→ **Task statement**:
Read the records below. Copy each line where the string "this" occurs.

:: Information supplied ::

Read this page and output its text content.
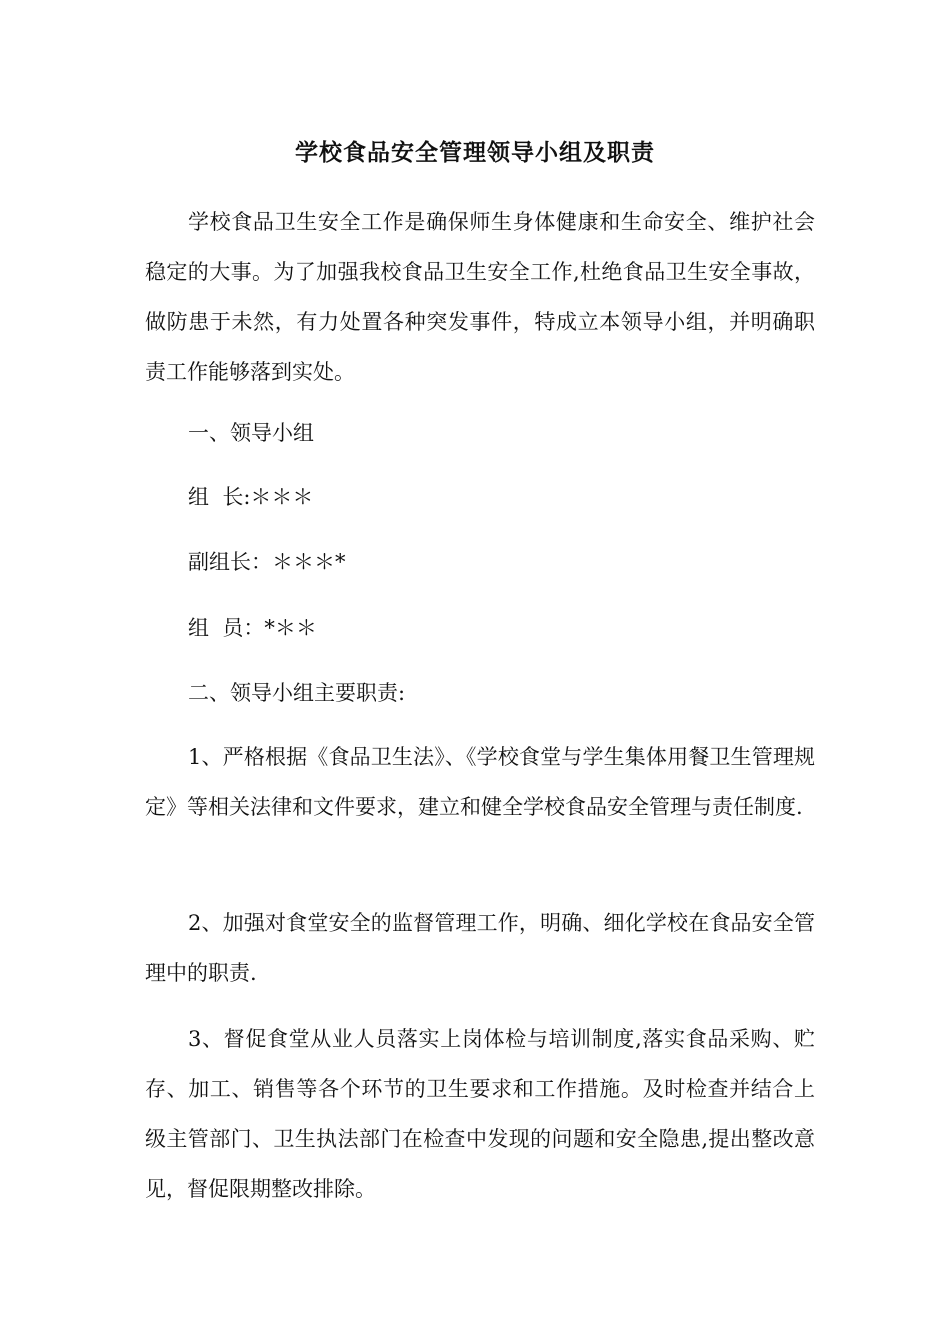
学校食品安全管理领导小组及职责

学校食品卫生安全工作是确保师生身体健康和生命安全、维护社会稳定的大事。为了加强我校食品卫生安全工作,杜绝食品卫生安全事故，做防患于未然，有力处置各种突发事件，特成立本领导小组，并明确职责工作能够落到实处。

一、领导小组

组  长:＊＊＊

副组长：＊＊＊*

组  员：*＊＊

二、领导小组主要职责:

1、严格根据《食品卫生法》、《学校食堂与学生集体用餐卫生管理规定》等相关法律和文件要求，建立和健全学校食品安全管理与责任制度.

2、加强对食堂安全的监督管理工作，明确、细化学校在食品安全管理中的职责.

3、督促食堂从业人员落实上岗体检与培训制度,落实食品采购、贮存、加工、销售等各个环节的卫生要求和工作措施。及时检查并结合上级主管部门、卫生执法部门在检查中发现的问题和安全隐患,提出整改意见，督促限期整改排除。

:::
:: Information supplied ::

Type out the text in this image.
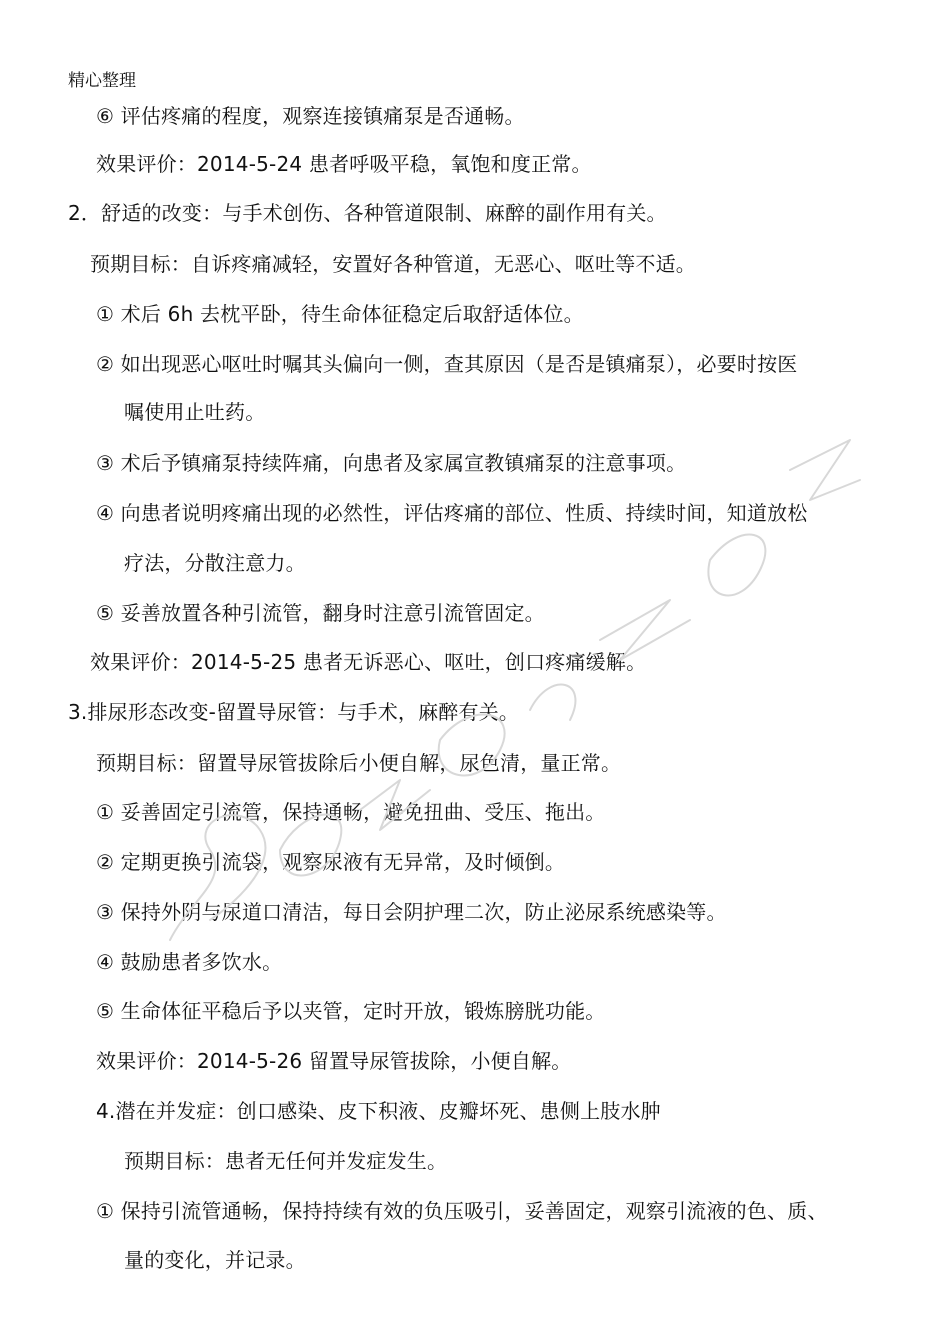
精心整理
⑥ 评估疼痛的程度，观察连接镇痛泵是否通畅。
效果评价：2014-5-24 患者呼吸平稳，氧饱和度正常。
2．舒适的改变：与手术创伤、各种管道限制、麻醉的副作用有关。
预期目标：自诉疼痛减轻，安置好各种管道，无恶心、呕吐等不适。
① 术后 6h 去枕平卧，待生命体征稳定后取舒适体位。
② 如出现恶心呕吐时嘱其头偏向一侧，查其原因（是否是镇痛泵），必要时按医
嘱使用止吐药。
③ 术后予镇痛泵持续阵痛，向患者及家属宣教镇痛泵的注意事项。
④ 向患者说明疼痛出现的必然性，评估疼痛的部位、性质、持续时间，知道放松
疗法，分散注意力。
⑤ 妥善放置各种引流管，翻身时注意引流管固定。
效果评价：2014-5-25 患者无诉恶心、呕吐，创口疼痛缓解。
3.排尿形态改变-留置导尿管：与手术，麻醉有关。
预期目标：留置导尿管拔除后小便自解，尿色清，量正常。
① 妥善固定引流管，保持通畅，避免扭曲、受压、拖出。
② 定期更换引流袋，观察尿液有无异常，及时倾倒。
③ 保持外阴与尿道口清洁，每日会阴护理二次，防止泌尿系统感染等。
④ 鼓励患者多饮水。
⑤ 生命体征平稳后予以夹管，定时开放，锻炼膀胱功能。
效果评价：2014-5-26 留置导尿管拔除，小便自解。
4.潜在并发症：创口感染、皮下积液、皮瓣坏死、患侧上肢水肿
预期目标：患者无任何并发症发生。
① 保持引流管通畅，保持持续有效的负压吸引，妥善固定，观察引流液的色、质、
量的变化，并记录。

:::

→ **Task output**:
Read this page and output its text content.
Type out the text in this image.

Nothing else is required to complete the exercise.